- Problem to solve: Reproduce the whole listing, character for character.

**** Available data ****

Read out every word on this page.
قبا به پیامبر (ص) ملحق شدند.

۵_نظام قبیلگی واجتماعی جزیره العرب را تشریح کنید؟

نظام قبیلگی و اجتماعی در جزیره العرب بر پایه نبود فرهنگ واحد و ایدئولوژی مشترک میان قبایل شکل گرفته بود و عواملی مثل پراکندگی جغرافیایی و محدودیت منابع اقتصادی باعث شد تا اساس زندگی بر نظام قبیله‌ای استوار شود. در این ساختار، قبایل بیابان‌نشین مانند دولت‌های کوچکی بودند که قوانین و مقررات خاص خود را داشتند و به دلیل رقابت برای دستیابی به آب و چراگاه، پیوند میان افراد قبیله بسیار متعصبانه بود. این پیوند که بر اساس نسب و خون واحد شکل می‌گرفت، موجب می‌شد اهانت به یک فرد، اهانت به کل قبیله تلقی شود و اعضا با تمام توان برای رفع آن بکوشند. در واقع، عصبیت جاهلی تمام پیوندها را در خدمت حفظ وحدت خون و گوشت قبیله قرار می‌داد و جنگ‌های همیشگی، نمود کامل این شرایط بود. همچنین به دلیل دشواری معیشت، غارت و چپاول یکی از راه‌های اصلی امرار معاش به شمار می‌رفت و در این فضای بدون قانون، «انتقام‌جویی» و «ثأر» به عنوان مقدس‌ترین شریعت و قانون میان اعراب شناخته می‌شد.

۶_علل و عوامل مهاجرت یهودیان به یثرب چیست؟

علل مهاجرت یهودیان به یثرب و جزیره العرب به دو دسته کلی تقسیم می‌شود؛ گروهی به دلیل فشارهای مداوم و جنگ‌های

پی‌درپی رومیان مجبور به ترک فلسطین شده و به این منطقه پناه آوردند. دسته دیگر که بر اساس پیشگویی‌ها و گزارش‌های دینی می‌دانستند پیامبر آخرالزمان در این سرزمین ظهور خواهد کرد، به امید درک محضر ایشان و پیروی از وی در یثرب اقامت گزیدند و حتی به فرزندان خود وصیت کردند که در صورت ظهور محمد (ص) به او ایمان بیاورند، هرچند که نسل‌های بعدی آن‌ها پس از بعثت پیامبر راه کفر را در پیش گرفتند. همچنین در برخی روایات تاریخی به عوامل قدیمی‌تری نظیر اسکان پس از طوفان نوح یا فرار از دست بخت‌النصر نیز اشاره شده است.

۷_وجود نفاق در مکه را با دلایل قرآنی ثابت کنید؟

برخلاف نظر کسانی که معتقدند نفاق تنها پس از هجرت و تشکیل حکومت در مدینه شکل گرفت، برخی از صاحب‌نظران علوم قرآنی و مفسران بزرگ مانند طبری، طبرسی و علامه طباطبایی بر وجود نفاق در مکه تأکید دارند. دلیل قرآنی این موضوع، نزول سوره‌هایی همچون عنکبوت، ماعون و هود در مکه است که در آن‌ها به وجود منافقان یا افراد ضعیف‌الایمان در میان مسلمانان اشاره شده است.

****

- Output for this exercise:
Read out every word on this page.
قبا به پیامبر (ص) ملحق شدند.

۵_نظام قبیلگی واجتماعی جزیره العرب را تشریح کنید؟

نظام قبیلگی و اجتماعی در جزیره العرب بر پایه نبود فرهنگ واحد و ایدئولوژی مشترک میان قبایل شکل گرفته بود و عواملی مثل پراکندگی جغرافیایی و محدودیت منابع اقتصادی باعث شد تا اساس زندگی بر نظام قبیله‌ای استوار شود. در این ساختار، قبایل بیابان‌نشین مانند دولت‌های کوچکی بودند که قوانین و مقررات خاص خود را داشتند و به دلیل رقابت برای دستیابی به آب و چراگاه، پیوند میان افراد قبیله بسیار متعصبانه بود. این پیوند که بر اساس نسب و خون واحد شکل می‌گرفت، موجب می‌شد اهانت به یک فرد، اهانت به کل قبیله تلقی شود و اعضا با تمام توان برای رفع آن بکوشند. در واقع، عصبیت جاهلی تمام پیوندها را در خدمت حفظ وحدت خون و گوشت قبیله قرار می‌داد و جنگ‌های همیشگی، نمود کامل این شرایط بود. همچنین به دلیل دشواری معیشت، غارت و چپاول یکی از راه‌های اصلی امرار معاش به شمار می‌رفت و در این فضای بدون قانون، «انتقام‌جویی» و «ثأر» به عنوان مقدس‌ترین شریعت و قانون میان اعراب شناخته می‌شد.

۶_علل و عوامل مهاجرت یهودیان به یثرب چیست؟

علل مهاجرت یهودیان به یثرب و جزیره العرب به دو دسته کلی تقسیم می‌شود؛ گروهی به دلیل فشارهای مداوم و جنگ‌های

پی‌درپی رومیان مجبور به ترک فلسطین شده و به این منطقه پناه آوردند. دسته دیگر که بر اساس پیشگویی‌ها و گزارش‌های دینی می‌دانستند پیامبر آخرالزمان در این سرزمین ظهور خواهد کرد، به امید درک محضر ایشان و پیروی از وی در یثرب اقامت گزیدند و حتی به فرزندان خود وصیت کردند که در صورت ظهور محمد (ص) به او ایمان بیاورند، هرچند که نسل‌های بعدی آن‌ها پس از بعثت پیامبر راه کفر را در پیش گرفتند. همچنین در برخی روایات تاریخی به عوامل قدیمی‌تری نظیر اسکان پس از طوفان نوح یا فرار از دست بخت‌النصر نیز اشاره شده است.

۷_وجود نفاق در مکه را با دلایل قرآنی ثابت کنید؟

برخلاف نظر کسانی که معتقدند نفاق تنها پس از هجرت و تشکیل حکومت در مدینه شکل گرفت، برخی از صاحب‌نظران علوم قرآنی و مفسران بزرگ مانند طبری، طبرسی و علامه طباطبایی بر وجود نفاق در مکه تأکید دارند. دلیل قرآنی این موضوع، نزول سوره‌هایی همچون عنکبوت، ماعون و هود در مکه است که در آن‌ها به وجود منافقان یا افراد ضعیف‌الایمان در میان مسلمانان اشاره شده است.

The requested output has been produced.